Your goal ▸
Tally how many lines hold the string "text". Your reply should be that number alone.

Part of a data file:
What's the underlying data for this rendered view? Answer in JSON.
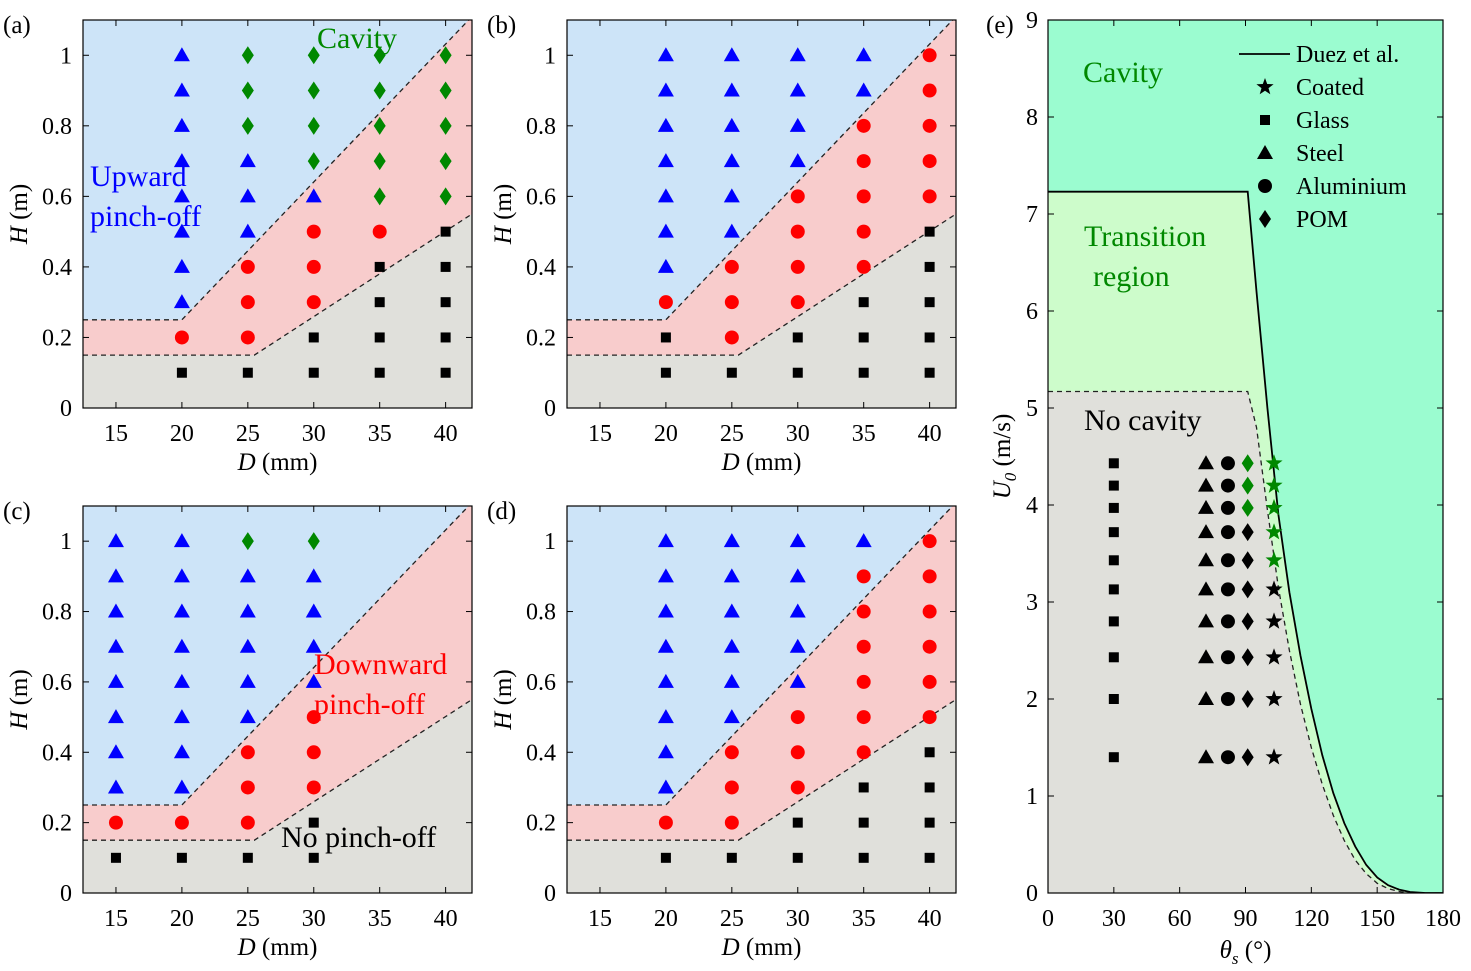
{
  "colors": {
    "upward": "#cde4f8",
    "downward": "#f8cccc",
    "nopinch": "#e0e0db",
    "cavity": "#9bfcd0",
    "transition": "#cdfccb",
    "nocavity": "#e0e0db",
    "blue": "#0000ff",
    "red": "#ff0000",
    "green": "#008800",
    "black": "#000000"
  },
  "chart_data": [
    {
      "id": "a",
      "type": "scatter",
      "panel_label": "(a)",
      "xlabel_italic": "D",
      "xlabel_unit": " (mm)",
      "ylabel_italic": "H",
      "ylabel_unit": " (m)",
      "xlim": [
        12.5,
        42
      ],
      "ylim": [
        0,
        1.1
      ],
      "xticks": [
        "15",
        "20",
        "25",
        "30",
        "35",
        "40"
      ],
      "yticks": [
        "0",
        "0.2",
        "0.4",
        "0.6",
        "0.8",
        "1"
      ],
      "boundaries": {
        "upper": [
          [
            12.5,
            0.25
          ],
          [
            20,
            0.25
          ],
          [
            42,
            1.11
          ]
        ],
        "lower": [
          [
            12.5,
            0.15
          ],
          [
            25.5,
            0.15
          ],
          [
            42,
            0.55
          ]
        ]
      },
      "region_labels": [
        {
          "text": "Cavity",
          "color": "green"
        },
        {
          "text": "Upward",
          "color": "blue"
        },
        {
          "text": "pinch-off",
          "color": "blue"
        }
      ],
      "points": [
        {
          "D": 20,
          "H": [
            0.3,
            0.4,
            0.5,
            0.6,
            0.7,
            0.8,
            0.9,
            1.0
          ],
          "m": "triangle",
          "c": "blue"
        },
        {
          "D": 20,
          "H": [
            0.2
          ],
          "m": "circle",
          "c": "red"
        },
        {
          "D": 20,
          "H": [
            0.1
          ],
          "m": "square",
          "c": "black"
        },
        {
          "D": 25,
          "H": [
            0.5,
            0.6,
            0.7
          ],
          "m": "triangle",
          "c": "blue"
        },
        {
          "D": 25,
          "H": [
            0.8,
            0.9,
            1.0
          ],
          "m": "diamond",
          "c": "green"
        },
        {
          "D": 25,
          "H": [
            0.2,
            0.3,
            0.4
          ],
          "m": "circle",
          "c": "red"
        },
        {
          "D": 25,
          "H": [
            0.1
          ],
          "m": "square",
          "c": "black"
        },
        {
          "D": 30,
          "H": [
            0.6
          ],
          "m": "triangle",
          "c": "blue"
        },
        {
          "D": 30,
          "H": [
            0.7,
            0.8,
            0.9,
            1.0
          ],
          "m": "diamond",
          "c": "green"
        },
        {
          "D": 30,
          "H": [
            0.3,
            0.4,
            0.5
          ],
          "m": "circle",
          "c": "red"
        },
        {
          "D": 30,
          "H": [
            0.1,
            0.2
          ],
          "m": "square",
          "c": "black"
        },
        {
          "D": 35,
          "H": [
            0.6,
            0.7,
            0.8,
            0.9,
            1.0
          ],
          "m": "diamond",
          "c": "green"
        },
        {
          "D": 35,
          "H": [
            0.5
          ],
          "m": "circle",
          "c": "red"
        },
        {
          "D": 35,
          "H": [
            0.1,
            0.2,
            0.3,
            0.4
          ],
          "m": "square",
          "c": "black"
        },
        {
          "D": 40,
          "H": [
            0.6,
            0.7,
            0.8,
            0.9,
            1.0
          ],
          "m": "diamond",
          "c": "green"
        },
        {
          "D": 40,
          "H": [
            0.1,
            0.2,
            0.3,
            0.4,
            0.5
          ],
          "m": "square",
          "c": "black"
        }
      ]
    },
    {
      "id": "b",
      "type": "scatter",
      "panel_label": "(b)",
      "xlabel_italic": "D",
      "xlabel_unit": " (mm)",
      "ylabel_italic": "H",
      "ylabel_unit": " (m)",
      "xlim": [
        12.5,
        42
      ],
      "ylim": [
        0,
        1.1
      ],
      "xticks": [
        "15",
        "20",
        "25",
        "30",
        "35",
        "40"
      ],
      "yticks": [
        "0",
        "0.2",
        "0.4",
        "0.6",
        "0.8",
        "1"
      ],
      "boundaries": {
        "upper": [
          [
            12.5,
            0.25
          ],
          [
            20,
            0.25
          ],
          [
            42,
            1.11
          ]
        ],
        "lower": [
          [
            12.5,
            0.15
          ],
          [
            25.5,
            0.15
          ],
          [
            42,
            0.55
          ]
        ]
      },
      "region_labels": [],
      "points": [
        {
          "D": 20,
          "H": [
            0.4,
            0.5,
            0.6,
            0.7,
            0.8,
            0.9,
            1.0
          ],
          "m": "triangle",
          "c": "blue"
        },
        {
          "D": 20,
          "H": [
            0.3
          ],
          "m": "circle",
          "c": "red"
        },
        {
          "D": 20,
          "H": [
            0.1,
            0.2
          ],
          "m": "square",
          "c": "black"
        },
        {
          "D": 25,
          "H": [
            0.5,
            0.6,
            0.7,
            0.8,
            0.9,
            1.0
          ],
          "m": "triangle",
          "c": "blue"
        },
        {
          "D": 25,
          "H": [
            0.2,
            0.3,
            0.4
          ],
          "m": "circle",
          "c": "red"
        },
        {
          "D": 25,
          "H": [
            0.1
          ],
          "m": "square",
          "c": "black"
        },
        {
          "D": 30,
          "H": [
            0.7,
            0.8,
            0.9,
            1.0
          ],
          "m": "triangle",
          "c": "blue"
        },
        {
          "D": 30,
          "H": [
            0.3,
            0.4,
            0.5,
            0.6
          ],
          "m": "circle",
          "c": "red"
        },
        {
          "D": 30,
          "H": [
            0.1,
            0.2
          ],
          "m": "square",
          "c": "black"
        },
        {
          "D": 35,
          "H": [
            0.9,
            1.0
          ],
          "m": "triangle",
          "c": "blue"
        },
        {
          "D": 35,
          "H": [
            0.4,
            0.5,
            0.6,
            0.7,
            0.8
          ],
          "m": "circle",
          "c": "red"
        },
        {
          "D": 35,
          "H": [
            0.1,
            0.2,
            0.3
          ],
          "m": "square",
          "c": "black"
        },
        {
          "D": 40,
          "H": [
            0.6,
            0.7,
            0.8,
            0.9,
            1.0
          ],
          "m": "circle",
          "c": "red"
        },
        {
          "D": 40,
          "H": [
            0.1,
            0.2,
            0.3,
            0.4,
            0.5
          ],
          "m": "square",
          "c": "black"
        }
      ]
    },
    {
      "id": "c",
      "type": "scatter",
      "panel_label": "(c)",
      "xlabel_italic": "D",
      "xlabel_unit": " (mm)",
      "ylabel_italic": "H",
      "ylabel_unit": " (m)",
      "xlim": [
        12.5,
        42
      ],
      "ylim": [
        0,
        1.1
      ],
      "xticks": [
        "15",
        "20",
        "25",
        "30",
        "35",
        "40"
      ],
      "yticks": [
        "0",
        "0.2",
        "0.4",
        "0.6",
        "0.8",
        "1"
      ],
      "boundaries": {
        "upper": [
          [
            12.5,
            0.25
          ],
          [
            20,
            0.25
          ],
          [
            42,
            1.11
          ]
        ],
        "lower": [
          [
            12.5,
            0.15
          ],
          [
            25.5,
            0.15
          ],
          [
            42,
            0.55
          ]
        ]
      },
      "region_labels": [
        {
          "text": "Downward",
          "color": "red"
        },
        {
          "text": "pinch-off",
          "color": "red"
        },
        {
          "text": "No pinch-off",
          "color": "black"
        }
      ],
      "points": [
        {
          "D": 15,
          "H": [
            0.3,
            0.4,
            0.5,
            0.6,
            0.7,
            0.8,
            0.9,
            1.0
          ],
          "m": "triangle",
          "c": "blue"
        },
        {
          "D": 15,
          "H": [
            0.2
          ],
          "m": "circle",
          "c": "red"
        },
        {
          "D": 15,
          "H": [
            0.1
          ],
          "m": "square",
          "c": "black"
        },
        {
          "D": 20,
          "H": [
            0.3,
            0.4,
            0.5,
            0.6,
            0.7,
            0.8,
            0.9,
            1.0
          ],
          "m": "triangle",
          "c": "blue"
        },
        {
          "D": 20,
          "H": [
            0.2
          ],
          "m": "circle",
          "c": "red"
        },
        {
          "D": 20,
          "H": [
            0.1
          ],
          "m": "square",
          "c": "black"
        },
        {
          "D": 25,
          "H": [
            0.5,
            0.6,
            0.7,
            0.8,
            0.9
          ],
          "m": "triangle",
          "c": "blue"
        },
        {
          "D": 25,
          "H": [
            1.0
          ],
          "m": "diamond",
          "c": "green"
        },
        {
          "D": 25,
          "H": [
            0.2,
            0.3,
            0.4
          ],
          "m": "circle",
          "c": "red"
        },
        {
          "D": 25,
          "H": [
            0.1
          ],
          "m": "square",
          "c": "black"
        },
        {
          "D": 30,
          "H": [
            0.6,
            0.7,
            0.8,
            0.9
          ],
          "m": "triangle",
          "c": "blue"
        },
        {
          "D": 30,
          "H": [
            1.0
          ],
          "m": "diamond",
          "c": "green"
        },
        {
          "D": 30,
          "H": [
            0.3,
            0.4,
            0.5
          ],
          "m": "circle",
          "c": "red"
        },
        {
          "D": 30,
          "H": [
            0.1,
            0.2
          ],
          "m": "square",
          "c": "black"
        }
      ]
    },
    {
      "id": "d",
      "type": "scatter",
      "panel_label": "(d)",
      "xlabel_italic": "D",
      "xlabel_unit": " (mm)",
      "ylabel_italic": "H",
      "ylabel_unit": " (m)",
      "xlim": [
        12.5,
        42
      ],
      "ylim": [
        0,
        1.1
      ],
      "xticks": [
        "15",
        "20",
        "25",
        "30",
        "35",
        "40"
      ],
      "yticks": [
        "0",
        "0.2",
        "0.4",
        "0.6",
        "0.8",
        "1"
      ],
      "boundaries": {
        "upper": [
          [
            12.5,
            0.25
          ],
          [
            20,
            0.25
          ],
          [
            42,
            1.11
          ]
        ],
        "lower": [
          [
            12.5,
            0.15
          ],
          [
            25.5,
            0.15
          ],
          [
            42,
            0.55
          ]
        ]
      },
      "region_labels": [],
      "points": [
        {
          "D": 20,
          "H": [
            0.3,
            0.4,
            0.5,
            0.6,
            0.7,
            0.8,
            0.9,
            1.0
          ],
          "m": "triangle",
          "c": "blue"
        },
        {
          "D": 20,
          "H": [
            0.2
          ],
          "m": "circle",
          "c": "red"
        },
        {
          "D": 20,
          "H": [
            0.1
          ],
          "m": "square",
          "c": "black"
        },
        {
          "D": 25,
          "H": [
            0.5,
            0.6,
            0.7,
            0.8,
            0.9,
            1.0
          ],
          "m": "triangle",
          "c": "blue"
        },
        {
          "D": 25,
          "H": [
            0.2,
            0.3,
            0.4
          ],
          "m": "circle",
          "c": "red"
        },
        {
          "D": 25,
          "H": [
            0.1
          ],
          "m": "square",
          "c": "black"
        },
        {
          "D": 30,
          "H": [
            0.6,
            0.7,
            0.8,
            0.9,
            1.0
          ],
          "m": "triangle",
          "c": "blue"
        },
        {
          "D": 30,
          "H": [
            0.3,
            0.4,
            0.5
          ],
          "m": "circle",
          "c": "red"
        },
        {
          "D": 30,
          "H": [
            0.1,
            0.2
          ],
          "m": "square",
          "c": "black"
        },
        {
          "D": 35,
          "H": [
            1.0
          ],
          "m": "triangle",
          "c": "blue"
        },
        {
          "D": 35,
          "H": [
            0.4,
            0.5,
            0.6,
            0.7,
            0.8,
            0.9
          ],
          "m": "circle",
          "c": "red"
        },
        {
          "D": 35,
          "H": [
            0.1,
            0.2,
            0.3
          ],
          "m": "square",
          "c": "black"
        },
        {
          "D": 40,
          "H": [
            0.5,
            0.6,
            0.7,
            0.8,
            0.9,
            1.0
          ],
          "m": "circle",
          "c": "red"
        },
        {
          "D": 40,
          "H": [
            0.1,
            0.2,
            0.3,
            0.4
          ],
          "m": "square",
          "c": "black"
        }
      ]
    },
    {
      "id": "e",
      "type": "scatter",
      "panel_label": "(e)",
      "xlabel_italic": "θs",
      "xlabel_unit": " (°)",
      "ylabel_italic": "U0",
      "ylabel_unit": " (m/s)",
      "xlim": [
        0,
        180
      ],
      "ylim": [
        0,
        9
      ],
      "xticks": [
        "0",
        "30",
        "60",
        "90",
        "120",
        "150",
        "180"
      ],
      "yticks": [
        "0",
        "1",
        "2",
        "3",
        "4",
        "5",
        "6",
        "7",
        "8",
        "9"
      ],
      "duez_plateau": 7.23,
      "nocav_plateau": 5.17,
      "region_labels": [
        {
          "text": "Cavity",
          "color": "green"
        },
        {
          "text": "Transition",
          "color": "green"
        },
        {
          "text": "region",
          "color": "green"
        },
        {
          "text": "No cavity",
          "color": "black"
        }
      ],
      "legend": [
        {
          "label": "Duez et al.",
          "m": "line"
        },
        {
          "label": "Coated",
          "m": "star"
        },
        {
          "label": "Glass",
          "m": "square"
        },
        {
          "label": "Steel",
          "m": "triangle"
        },
        {
          "label": "Aluminium",
          "m": "circle"
        },
        {
          "label": "POM",
          "m": "diamond"
        }
      ],
      "points": [
        {
          "theta": 30,
          "U": [
            1.4,
            2.0,
            2.43,
            2.8,
            3.13,
            3.43,
            3.72,
            3.97,
            4.2,
            4.43
          ],
          "m": "square",
          "c": "black"
        },
        {
          "theta": 72,
          "U": [
            1.4,
            2.0,
            2.43,
            2.8,
            3.13,
            3.43,
            3.72,
            3.97,
            4.2,
            4.43
          ],
          "m": "triangle",
          "c": "black"
        },
        {
          "theta": 82,
          "U": [
            1.4,
            2.0,
            2.43,
            2.8,
            3.13,
            3.43,
            3.72,
            3.97,
            4.2,
            4.43
          ],
          "m": "circle",
          "c": "black"
        },
        {
          "theta": 91,
          "U": [
            1.4,
            2.0,
            2.43,
            2.8,
            3.13,
            3.43,
            3.72
          ],
          "m": "diamond",
          "c": "black"
        },
        {
          "theta": 91,
          "U": [
            3.97,
            4.2,
            4.43
          ],
          "m": "diamond",
          "c": "green"
        },
        {
          "theta": 103,
          "U": [
            1.4,
            2.0,
            2.43,
            2.8,
            3.13
          ],
          "m": "star",
          "c": "black"
        },
        {
          "theta": 103,
          "U": [
            3.43,
            3.72,
            3.97,
            4.2,
            4.43
          ],
          "m": "star",
          "c": "green"
        }
      ]
    }
  ]
}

Correct answer ▸
10